→ **Exercise description**
Your copy of the material below should match it exactly, except that it holds no pictures.

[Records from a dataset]
********
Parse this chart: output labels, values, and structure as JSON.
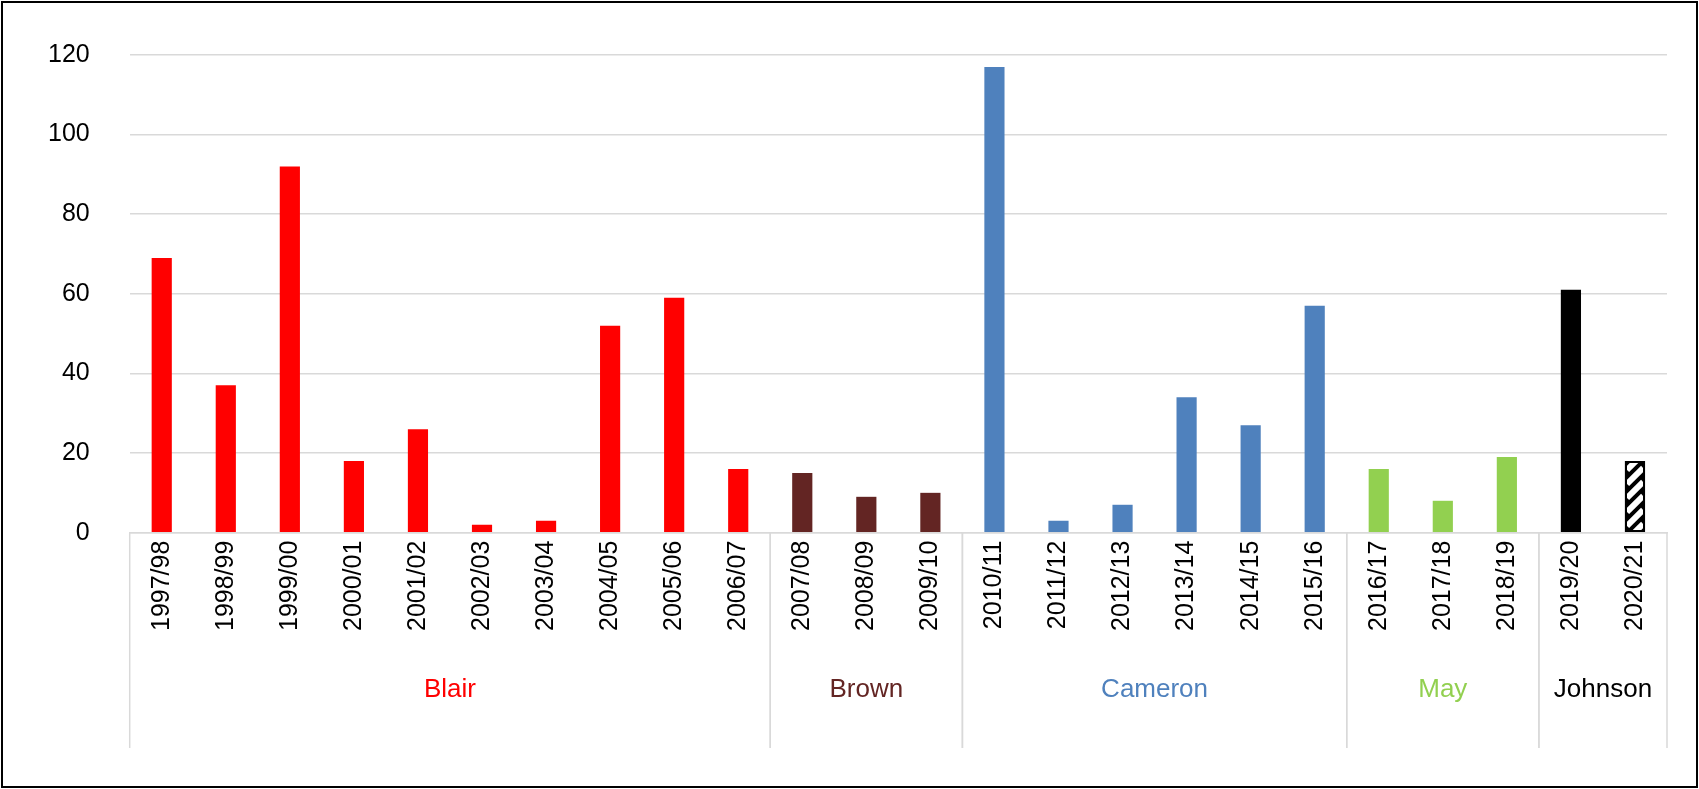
{
  "chart_data": {
    "type": "bar",
    "categories": [
      "1997/98",
      "1998/99",
      "1999/00",
      "2000/01",
      "2001/02",
      "2002/03",
      "2003/04",
      "2004/05",
      "2005/06",
      "2006/07",
      "2007/08",
      "2008/09",
      "2009/10",
      "2010/11",
      "2011/12",
      "2012/13",
      "2013/14",
      "2014/15",
      "2015/16",
      "2016/17",
      "2017/18",
      "2018/19",
      "2019/20",
      "2020/21"
    ],
    "series": [
      {
        "name": "Blair",
        "color": "#ff0000",
        "values": [
          69,
          37,
          92,
          18,
          26,
          2,
          3,
          52,
          59,
          16,
          null,
          null,
          null,
          null,
          null,
          null,
          null,
          null,
          null,
          null,
          null,
          null,
          null,
          null
        ]
      },
      {
        "name": "Brown",
        "color": "#632523",
        "values": [
          null,
          null,
          null,
          null,
          null,
          null,
          null,
          null,
          null,
          null,
          15,
          9,
          10,
          null,
          null,
          null,
          null,
          null,
          null,
          null,
          null,
          null,
          null,
          null
        ]
      },
      {
        "name": "Cameron",
        "color": "#4f81bd",
        "values": [
          null,
          null,
          null,
          null,
          null,
          null,
          null,
          null,
          null,
          null,
          null,
          null,
          null,
          117,
          3,
          7,
          34,
          27,
          57,
          null,
          null,
          null,
          null,
          null
        ]
      },
      {
        "name": "May",
        "color": "#92d050",
        "values": [
          null,
          null,
          null,
          null,
          null,
          null,
          null,
          null,
          null,
          null,
          null,
          null,
          null,
          null,
          null,
          null,
          null,
          null,
          null,
          16,
          8,
          19,
          null,
          null
        ]
      },
      {
        "name": "Johnson",
        "color": "#000000",
        "values": [
          null,
          null,
          null,
          null,
          null,
          null,
          null,
          null,
          null,
          null,
          null,
          null,
          null,
          null,
          null,
          null,
          null,
          null,
          null,
          null,
          null,
          null,
          61,
          18
        ]
      }
    ],
    "ylim": [
      0,
      120
    ],
    "yticks": [
      0,
      20,
      40,
      60,
      80,
      100,
      120
    ],
    "grid": "y",
    "legend": false
  }
}
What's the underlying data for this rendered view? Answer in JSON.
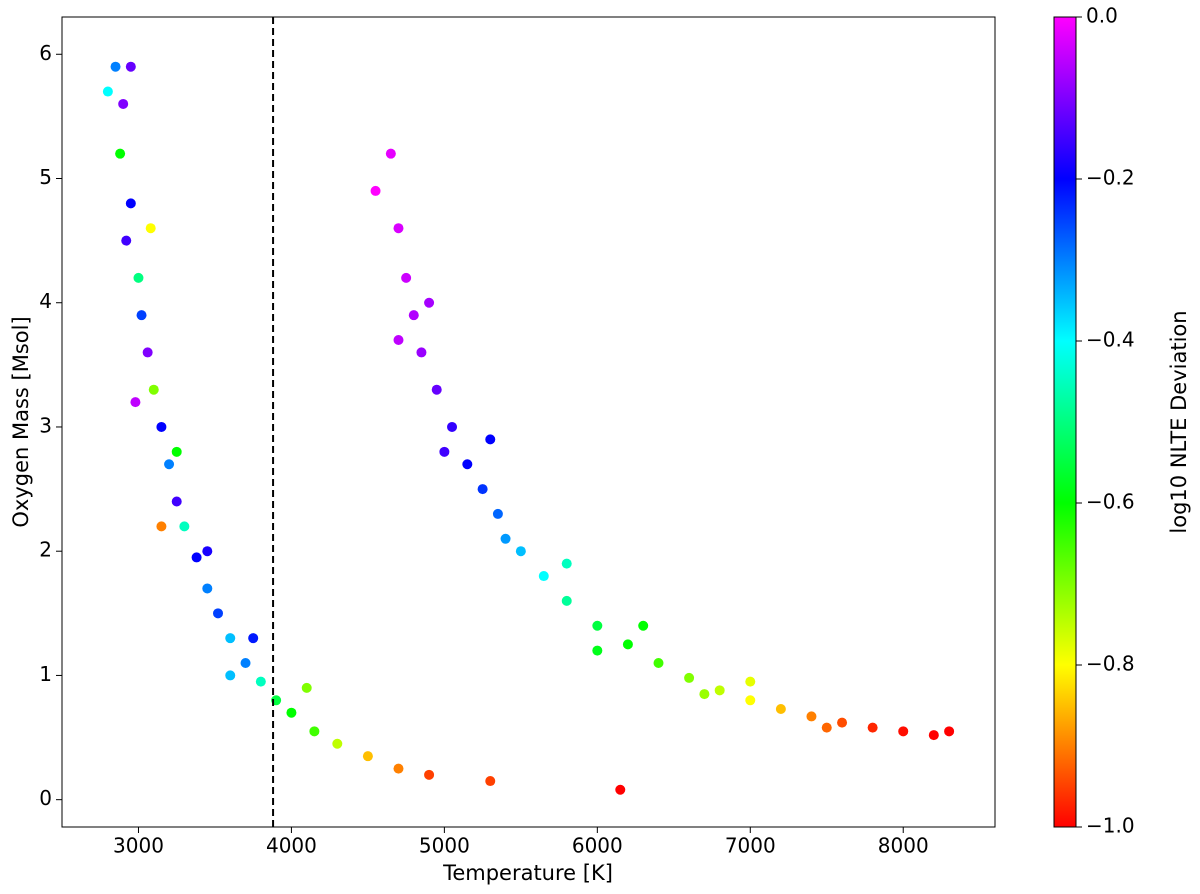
{
  "chart_data": {
    "type": "scatter",
    "x_label": "Temperature [K]",
    "y_label": "Oxygen Mass [Msol]",
    "colorbar_label": "log10 NLTE Deviation",
    "xlim": [
      2500,
      8600
    ],
    "ylim": [
      -0.22,
      6.3
    ],
    "xticks": [
      3000,
      4000,
      5000,
      6000,
      7000,
      8000
    ],
    "yticks": [
      0,
      1,
      2,
      3,
      4,
      5,
      6
    ],
    "clim": [
      -1,
      0
    ],
    "cticks": [
      {
        "value": -1,
        "label": "−1.0"
      },
      {
        "value": -0.8,
        "label": "−0.8"
      },
      {
        "value": -0.6,
        "label": "−0.6"
      },
      {
        "value": -0.4,
        "label": "−0.4"
      },
      {
        "value": -0.2,
        "label": "−0.2"
      },
      {
        "value": 0,
        "label": "0.0"
      }
    ],
    "colormap": "gist_rainbow",
    "vline": 3880,
    "x": [
      2850,
      2900,
      2880,
      2950,
      2920,
      3000,
      3020,
      3060,
      3100,
      3150,
      3200,
      3250,
      3300,
      3380,
      3450,
      3520,
      3600,
      3700,
      3800,
      3900,
      4000,
      4150,
      4300,
      4500,
      4700,
      4900,
      5300,
      6150,
      2800,
      2950,
      3080,
      2980,
      3250,
      3150,
      3450,
      3600,
      3750,
      4100,
      4650,
      4700,
      4750,
      4800,
      4850,
      4950,
      5050,
      5150,
      5250,
      5350,
      5500,
      5650,
      5800,
      6000,
      6200,
      6400,
      6600,
      6800,
      7000,
      7200,
      7400,
      7600,
      7800,
      8000,
      8200,
      4550,
      4700,
      4900,
      5000,
      5300,
      5400,
      5800,
      6000,
      6300,
      6700,
      7000,
      7500,
      8300
    ],
    "y": [
      5.9,
      5.6,
      5.2,
      4.8,
      4.5,
      4.2,
      3.9,
      3.6,
      3.3,
      3.0,
      2.7,
      2.4,
      2.2,
      1.95,
      1.7,
      1.5,
      1.3,
      1.1,
      0.95,
      0.8,
      0.7,
      0.55,
      0.45,
      0.35,
      0.25,
      0.2,
      0.15,
      0.08,
      5.7,
      5.9,
      4.6,
      3.2,
      2.8,
      2.2,
      2.0,
      1.0,
      1.3,
      0.9,
      5.2,
      4.6,
      4.2,
      3.9,
      3.6,
      3.3,
      3.0,
      2.7,
      2.5,
      2.3,
      2.0,
      1.8,
      1.6,
      1.4,
      1.25,
      1.1,
      0.98,
      0.88,
      0.8,
      0.73,
      0.67,
      0.62,
      0.58,
      0.55,
      0.52,
      4.9,
      3.7,
      4.0,
      2.8,
      2.9,
      2.1,
      1.9,
      1.2,
      1.4,
      0.85,
      0.95,
      0.58,
      0.55
    ],
    "c": [
      -0.3,
      -0.1,
      -0.6,
      -0.2,
      -0.15,
      -0.5,
      -0.25,
      -0.1,
      -0.7,
      -0.2,
      -0.3,
      -0.15,
      -0.45,
      -0.2,
      -0.3,
      -0.25,
      -0.35,
      -0.3,
      -0.45,
      -0.55,
      -0.6,
      -0.65,
      -0.75,
      -0.85,
      -0.9,
      -0.95,
      -0.95,
      -1,
      -0.4,
      -0.12,
      -0.8,
      -0.05,
      -0.6,
      -0.9,
      -0.18,
      -0.35,
      -0.22,
      -0.7,
      -0.02,
      -0.03,
      -0.04,
      -0.06,
      -0.08,
      -0.12,
      -0.16,
      -0.2,
      -0.24,
      -0.28,
      -0.35,
      -0.4,
      -0.48,
      -0.55,
      -0.6,
      -0.65,
      -0.7,
      -0.75,
      -0.8,
      -0.85,
      -0.9,
      -0.94,
      -0.97,
      -0.99,
      -1,
      0,
      -0.05,
      -0.07,
      -0.15,
      -0.2,
      -0.32,
      -0.45,
      -0.58,
      -0.6,
      -0.72,
      -0.78,
      -0.92,
      -1
    ]
  }
}
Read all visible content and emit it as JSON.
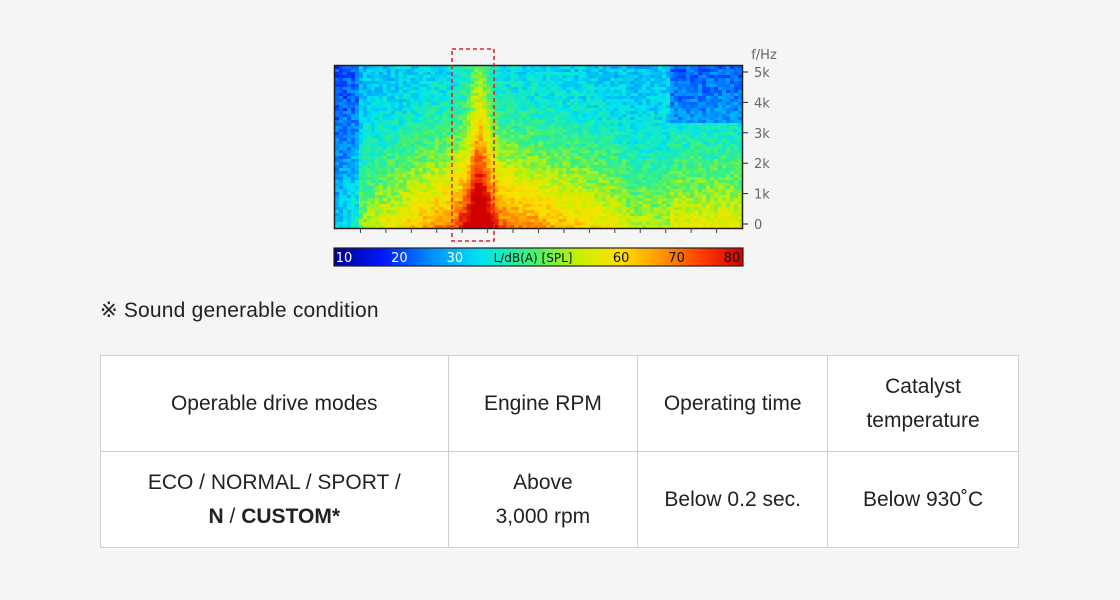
{
  "chart_data": {
    "type": "heatmap",
    "title": "",
    "xlabel": "",
    "ylabel": "f/Hz",
    "y_ticks": [
      "0",
      "1k",
      "2k",
      "3k",
      "4k",
      "5k"
    ],
    "y_tick_values": [
      0,
      1000,
      2000,
      3000,
      4000,
      5000
    ],
    "ylim": [
      0,
      5000
    ],
    "colorbar": {
      "label": "L/dB(A) [SPL]",
      "ticks": [
        "10",
        "20",
        "30",
        "60",
        "70",
        "80"
      ],
      "tick_values": [
        10,
        20,
        30,
        60,
        70,
        80
      ],
      "range": [
        10,
        80
      ]
    },
    "highlight": {
      "style": "dashed",
      "color": "#e0242b"
    }
  },
  "note": "※ Sound generable condition",
  "table": {
    "headers": {
      "modes": "Operable drive modes",
      "rpm": "Engine RPM",
      "time": "Operating time",
      "catalyst_line1": "Catalyst",
      "catalyst_line2": "temperature"
    },
    "row": {
      "modes_line1": "ECO / NORMAL / SPORT /",
      "modes_n": "N",
      "modes_sep": " / ",
      "modes_custom": "CUSTOM*",
      "rpm_line1": "Above",
      "rpm_line2": "3,000 rpm",
      "time": "Below 0.2 sec.",
      "catalyst": "Below 930˚C"
    }
  }
}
********
→ **Task output**
Parse this chart: output labels, values, and structure as JSON.
{
  "chart_data": {
    "type": "bar",
    "categories": [
      "1997/98",
      "1998/99",
      "1999/00",
      "2000/01",
      "2001/02",
      "2002/03",
      "2003/04",
      "2004/05",
      "2005/06",
      "2006/07",
      "2007/08",
      "2008/09",
      "2009/10",
      "2010/11",
      "2011/12",
      "2012/13",
      "2013/14",
      "2014/15",
      "2015/16",
      "2016/17",
      "2017/18",
      "2018/19",
      "2019/20",
      "2020/21"
    ],
    "series": [
      {
        "name": "Blair",
        "color": "#ff0000",
        "values": [
          69,
          37,
          92,
          18,
          26,
          2,
          3,
          52,
          59,
          16,
          null,
          null,
          null,
          null,
          null,
          null,
          null,
          null,
          null,
          null,
          null,
          null,
          null,
          null
        ]
      },
      {
        "name": "Brown",
        "color": "#632523",
        "values": [
          null,
          null,
          null,
          null,
          null,
          null,
          null,
          null,
          null,
          null,
          15,
          9,
          10,
          null,
          null,
          null,
          null,
          null,
          null,
          null,
          null,
          null,
          null,
          null
        ]
      },
      {
        "name": "Cameron",
        "color": "#4f81bd",
        "values": [
          null,
          null,
          null,
          null,
          null,
          null,
          null,
          null,
          null,
          null,
          null,
          null,
          null,
          117,
          3,
          7,
          34,
          27,
          57,
          null,
          null,
          null,
          null,
          null
        ]
      },
      {
        "name": "May",
        "color": "#92d050",
        "values": [
          null,
          null,
          null,
          null,
          null,
          null,
          null,
          null,
          null,
          null,
          null,
          null,
          null,
          null,
          null,
          null,
          null,
          null,
          null,
          16,
          8,
          19,
          null,
          null
        ]
      },
      {
        "name": "Johnson",
        "color": "#000000",
        "values": [
          null,
          null,
          null,
          null,
          null,
          null,
          null,
          null,
          null,
          null,
          null,
          null,
          null,
          null,
          null,
          null,
          null,
          null,
          null,
          null,
          null,
          null,
          61,
          18
        ]
      }
    ],
    "ylim": [
      0,
      120
    ],
    "yticks": [
      0,
      20,
      40,
      60,
      80,
      100,
      120
    ],
    "grid": "y",
    "legend": false
  }
}
What's the underlying data for this rendered view? Answer in JSON.
{
  "chart_data": {
    "type": "scatter",
    "x_label": "Temperature [K]",
    "y_label": "Oxygen Mass [Msol]",
    "colorbar_label": "log10 NLTE Deviation",
    "xlim": [
      2500,
      8600
    ],
    "ylim": [
      -0.22,
      6.3
    ],
    "xticks": [
      3000,
      4000,
      5000,
      6000,
      7000,
      8000
    ],
    "yticks": [
      0,
      1,
      2,
      3,
      4,
      5,
      6
    ],
    "clim": [
      -1,
      0
    ],
    "cticks": [
      {
        "value": -1,
        "label": "−1.0"
      },
      {
        "value": -0.8,
        "label": "−0.8"
      },
      {
        "value": -0.6,
        "label": "−0.6"
      },
      {
        "value": -0.4,
        "label": "−0.4"
      },
      {
        "value": -0.2,
        "label": "−0.2"
      },
      {
        "value": 0,
        "label": "0.0"
      }
    ],
    "colormap": "gist_rainbow",
    "vline": 3880,
    "x": [
      2850,
      2900,
      2880,
      2950,
      2920,
      3000,
      3020,
      3060,
      3100,
      3150,
      3200,
      3250,
      3300,
      3380,
      3450,
      3520,
      3600,
      3700,
      3800,
      3900,
      4000,
      4150,
      4300,
      4500,
      4700,
      4900,
      5300,
      6150,
      2800,
      2950,
      3080,
      2980,
      3250,
      3150,
      3450,
      3600,
      3750,
      4100,
      4650,
      4700,
      4750,
      4800,
      4850,
      4950,
      5050,
      5150,
      5250,
      5350,
      5500,
      5650,
      5800,
      6000,
      6200,
      6400,
      6600,
      6800,
      7000,
      7200,
      7400,
      7600,
      7800,
      8000,
      8200,
      4550,
      4700,
      4900,
      5000,
      5300,
      5400,
      5800,
      6000,
      6300,
      6700,
      7000,
      7500,
      8300
    ],
    "y": [
      5.9,
      5.6,
      5.2,
      4.8,
      4.5,
      4.2,
      3.9,
      3.6,
      3.3,
      3.0,
      2.7,
      2.4,
      2.2,
      1.95,
      1.7,
      1.5,
      1.3,
      1.1,
      0.95,
      0.8,
      0.7,
      0.55,
      0.45,
      0.35,
      0.25,
      0.2,
      0.15,
      0.08,
      5.7,
      5.9,
      4.6,
      3.2,
      2.8,
      2.2,
      2.0,
      1.0,
      1.3,
      0.9,
      5.2,
      4.6,
      4.2,
      3.9,
      3.6,
      3.3,
      3.0,
      2.7,
      2.5,
      2.3,
      2.0,
      1.8,
      1.6,
      1.4,
      1.25,
      1.1,
      0.98,
      0.88,
      0.8,
      0.73,
      0.67,
      0.62,
      0.58,
      0.55,
      0.52,
      4.9,
      3.7,
      4.0,
      2.8,
      2.9,
      2.1,
      1.9,
      1.2,
      1.4,
      0.85,
      0.95,
      0.58,
      0.55
    ],
    "c": [
      -0.3,
      -0.1,
      -0.6,
      -0.2,
      -0.15,
      -0.5,
      -0.25,
      -0.1,
      -0.7,
      -0.2,
      -0.3,
      -0.15,
      -0.45,
      -0.2,
      -0.3,
      -0.25,
      -0.35,
      -0.3,
      -0.45,
      -0.55,
      -0.6,
      -0.65,
      -0.75,
      -0.85,
      -0.9,
      -0.95,
      -0.95,
      -1,
      -0.4,
      -0.12,
      -0.8,
      -0.05,
      -0.6,
      -0.9,
      -0.18,
      -0.35,
      -0.22,
      -0.7,
      -0.02,
      -0.03,
      -0.04,
      -0.06,
      -0.08,
      -0.12,
      -0.16,
      -0.2,
      -0.24,
      -0.28,
      -0.35,
      -0.4,
      -0.48,
      -0.55,
      -0.6,
      -0.65,
      -0.7,
      -0.75,
      -0.8,
      -0.85,
      -0.9,
      -0.94,
      -0.97,
      -0.99,
      -1,
      0,
      -0.05,
      -0.07,
      -0.15,
      -0.2,
      -0.32,
      -0.45,
      -0.58,
      -0.6,
      -0.72,
      -0.78,
      -0.92,
      -1
    ]
  }
}
Read all visible content and emit it as JSON.
{
  "chart_data": {
    "type": "heatmap",
    "title": "",
    "xlabel": "",
    "ylabel": "f/Hz",
    "y_ticks": [
      "0",
      "1k",
      "2k",
      "3k",
      "4k",
      "5k"
    ],
    "y_tick_values": [
      0,
      1000,
      2000,
      3000,
      4000,
      5000
    ],
    "ylim": [
      0,
      5000
    ],
    "colorbar": {
      "label": "L/dB(A) [SPL]",
      "ticks": [
        "10",
        "20",
        "30",
        "60",
        "70",
        "80"
      ],
      "tick_values": [
        10,
        20,
        30,
        60,
        70,
        80
      ],
      "range": [
        10,
        80
      ]
    },
    "highlight": {
      "style": "dashed",
      "color": "#e0242b"
    }
  },
  "note": "※ Sound generable condition",
  "table": {
    "headers": {
      "modes": "Operable drive modes",
      "rpm": "Engine RPM",
      "time": "Operating time",
      "catalyst_line1": "Catalyst",
      "catalyst_line2": "temperature"
    },
    "row": {
      "modes_line1": "ECO / NORMAL / SPORT /",
      "modes_n": "N",
      "modes_sep": " / ",
      "modes_custom": "CUSTOM*",
      "rpm_line1": "Above",
      "rpm_line2": "3,000 rpm",
      "time": "Below 0.2 sec.",
      "catalyst": "Below 930˚C"
    }
  }
}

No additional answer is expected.